* **REQUIREMENT**:
Please return the stretch of the text on mercy in criminal cases from "The way prosecutors" through "might fully allow.", copied word for word.

* **TEXT EXCERPT**:
Prosecutors engage in the acts of mercy on a regular basis. So we are clear, I mean mercy in the sense that you show compassion or forgiveness towards someone that is within your power to punish.

The decision to pursue criminal charges against someone is an enormous responsibility. While a judge has ultimate control over the sentence that a defendant receives, the District Attorney’s Office has the sole power to determine which charges to bring. Typically, the more charges that are brought, the higher the consequences.

Of course, I instruct my assistant district attorneys that no charge should be brought unless they are confident that there is sufficient evidence to prove the defendant’s guilt beyond a reasonable doubt.

The way prosecutors most often show mercy is where a defendant is willing to accept responsibility for what they’ve done. Accepting that responsibility warrants a plea offer that might result in a lesser sentence than the law might fully allow.

Similarly, if someone is willing to testify against their partner in crime, who does so at their own peril and risk to their family, we can show mercy by trying to reduce their charges or ask the judge to impose a lighter sentence.

Even then, a judge can reject a plea bargain and force the parties to reach a different result or try the case. Sometimes the judge’s rejection of a plea bargain might reflect his or her own desire for a different version of mercy. That is their law-given prerogative.

But mercy doesn’t end when deciding charges or seeking approval of plea bargain. Jurors can show mercy as well. A jury is only supposed to decide whether the evidence has proven each charge beyond a reasonable doubt. They are prohibited by law from considering a defendant’s potential sentence. But they still do. Many times, someone who had a more passive role in a criminal scheme walks away from trial free or the jury finds them guilty of a lesser charge.

A trial judge can show mercy yet again in sentencing. Judges have great discretion in the amount of jail or probation time a defendant faces after a jury reaches a verdict in all but very few serious cases (i.e., murder).

Mercy appears again after a verdict and sentence are issued. A defendant can claim some violation of the law happened during their trial and it prejudiced the result. They can even claim that the attorney that was hired or appointed to represent them was “ineffective” and get a conviction overturned. The trial court judge who heard the case has nearly unlimited discretion to give a new trial and start the process all over again.

Mercy appears again before the Court of Appeals who can agree that there was some error in the process and give the defendant another shot at a trial.

Failing that, the Georgia Supreme Court can show mercy and disagree with the Court of Appeals and give the Defendant yet another chance at a new trial. That Defendant can appeal the Georgia Supreme Court’s decision to the United States Supreme Court.

Once a “direct appeal” of a criminal conviction is exhausted, mercy presents itself yet again when a Defendant can file a Motion for Habeas Corpus. Habeas corpus is a civil remedy, and constitutional right, that allows someone to claim that they are being wrongfully detained in violation of their rights.

* **RAW DATA**:
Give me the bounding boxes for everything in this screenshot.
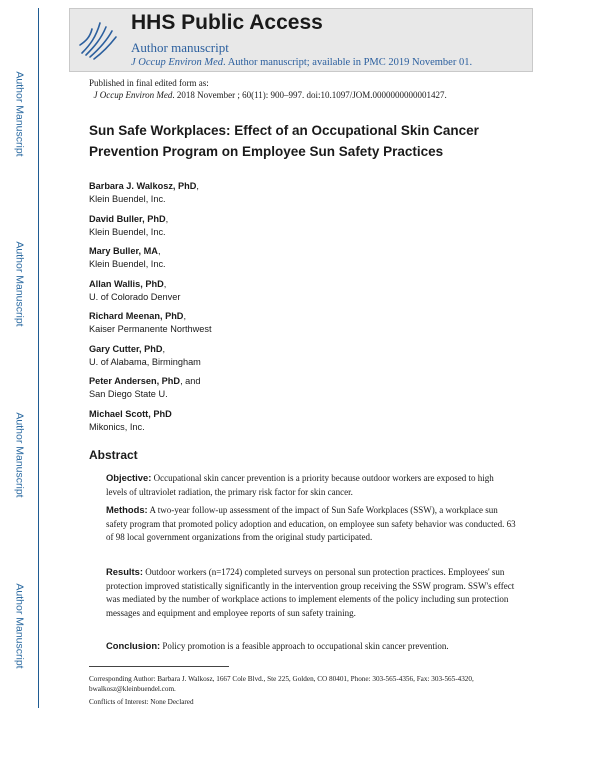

* **RESULT**:
The way prosecutors most often show mercy is where a defendant is willing to accept responsibility for what they’ve done. Accepting that responsibility warrants a plea offer that might result in a lesser sentence than the law might fully allow.